[Excerpt from a dataset]

:::::

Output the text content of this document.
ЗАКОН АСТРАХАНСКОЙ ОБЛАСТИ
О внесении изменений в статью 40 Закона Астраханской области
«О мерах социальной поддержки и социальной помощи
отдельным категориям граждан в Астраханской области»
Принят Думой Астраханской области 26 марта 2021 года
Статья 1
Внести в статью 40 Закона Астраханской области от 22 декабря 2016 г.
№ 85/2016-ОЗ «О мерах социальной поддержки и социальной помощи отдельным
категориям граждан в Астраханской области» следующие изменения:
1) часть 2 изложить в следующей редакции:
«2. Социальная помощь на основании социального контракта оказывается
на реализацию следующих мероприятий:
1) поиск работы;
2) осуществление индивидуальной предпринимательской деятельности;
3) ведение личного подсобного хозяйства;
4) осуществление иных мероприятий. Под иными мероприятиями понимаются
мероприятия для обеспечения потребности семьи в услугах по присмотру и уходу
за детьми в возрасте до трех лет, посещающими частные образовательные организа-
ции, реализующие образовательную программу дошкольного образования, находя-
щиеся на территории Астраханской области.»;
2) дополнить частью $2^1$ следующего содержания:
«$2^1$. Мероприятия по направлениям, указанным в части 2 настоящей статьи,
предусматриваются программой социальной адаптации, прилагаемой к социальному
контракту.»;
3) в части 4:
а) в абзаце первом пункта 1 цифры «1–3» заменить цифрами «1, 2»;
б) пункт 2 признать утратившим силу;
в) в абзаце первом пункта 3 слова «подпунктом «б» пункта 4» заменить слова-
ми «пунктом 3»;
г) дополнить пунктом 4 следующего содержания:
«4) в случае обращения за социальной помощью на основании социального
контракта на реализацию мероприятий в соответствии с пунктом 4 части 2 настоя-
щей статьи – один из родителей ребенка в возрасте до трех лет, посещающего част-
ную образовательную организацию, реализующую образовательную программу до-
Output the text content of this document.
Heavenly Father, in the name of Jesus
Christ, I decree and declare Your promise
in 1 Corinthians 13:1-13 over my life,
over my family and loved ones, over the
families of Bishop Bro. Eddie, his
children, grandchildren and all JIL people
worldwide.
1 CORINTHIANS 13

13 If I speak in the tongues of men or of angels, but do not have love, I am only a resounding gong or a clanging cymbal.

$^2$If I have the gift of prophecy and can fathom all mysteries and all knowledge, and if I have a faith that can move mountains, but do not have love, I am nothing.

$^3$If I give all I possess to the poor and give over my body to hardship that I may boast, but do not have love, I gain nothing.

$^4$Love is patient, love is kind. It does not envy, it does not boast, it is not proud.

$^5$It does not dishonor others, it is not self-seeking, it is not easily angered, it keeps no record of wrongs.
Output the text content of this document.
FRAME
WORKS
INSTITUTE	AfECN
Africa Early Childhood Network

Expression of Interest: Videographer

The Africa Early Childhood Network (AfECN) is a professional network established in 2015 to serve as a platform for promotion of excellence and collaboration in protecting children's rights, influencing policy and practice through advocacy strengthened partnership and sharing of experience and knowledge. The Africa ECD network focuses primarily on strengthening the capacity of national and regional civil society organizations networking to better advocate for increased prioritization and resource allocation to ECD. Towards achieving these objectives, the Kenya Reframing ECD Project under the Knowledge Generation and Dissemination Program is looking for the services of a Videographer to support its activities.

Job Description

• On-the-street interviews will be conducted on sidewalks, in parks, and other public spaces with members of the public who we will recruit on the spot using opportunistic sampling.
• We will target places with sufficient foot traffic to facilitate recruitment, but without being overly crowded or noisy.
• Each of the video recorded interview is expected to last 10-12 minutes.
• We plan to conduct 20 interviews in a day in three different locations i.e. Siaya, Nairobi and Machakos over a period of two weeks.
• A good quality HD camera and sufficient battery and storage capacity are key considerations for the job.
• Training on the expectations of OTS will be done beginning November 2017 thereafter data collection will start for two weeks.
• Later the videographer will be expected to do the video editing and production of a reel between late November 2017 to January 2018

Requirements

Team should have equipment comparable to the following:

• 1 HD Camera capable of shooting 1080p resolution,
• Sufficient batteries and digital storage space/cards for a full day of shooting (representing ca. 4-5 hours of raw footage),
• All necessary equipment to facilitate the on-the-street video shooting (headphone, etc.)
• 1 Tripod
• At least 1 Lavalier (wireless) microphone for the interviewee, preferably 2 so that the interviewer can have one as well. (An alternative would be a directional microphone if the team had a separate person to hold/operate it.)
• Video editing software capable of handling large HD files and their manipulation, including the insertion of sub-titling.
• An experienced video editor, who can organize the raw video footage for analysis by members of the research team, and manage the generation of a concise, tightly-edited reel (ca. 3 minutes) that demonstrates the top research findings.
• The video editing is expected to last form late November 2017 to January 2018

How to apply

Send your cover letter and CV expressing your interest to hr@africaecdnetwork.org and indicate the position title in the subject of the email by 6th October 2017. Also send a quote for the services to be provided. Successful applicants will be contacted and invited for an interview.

:::::

Goal of the exercise: Pick out every line above that holds the word "last" and copy it.

Solution to the problem:
• Each of the video recorded interview is expected to last 10-12 minutes.
• The video editing is expected to last form late November 2017 to January 2018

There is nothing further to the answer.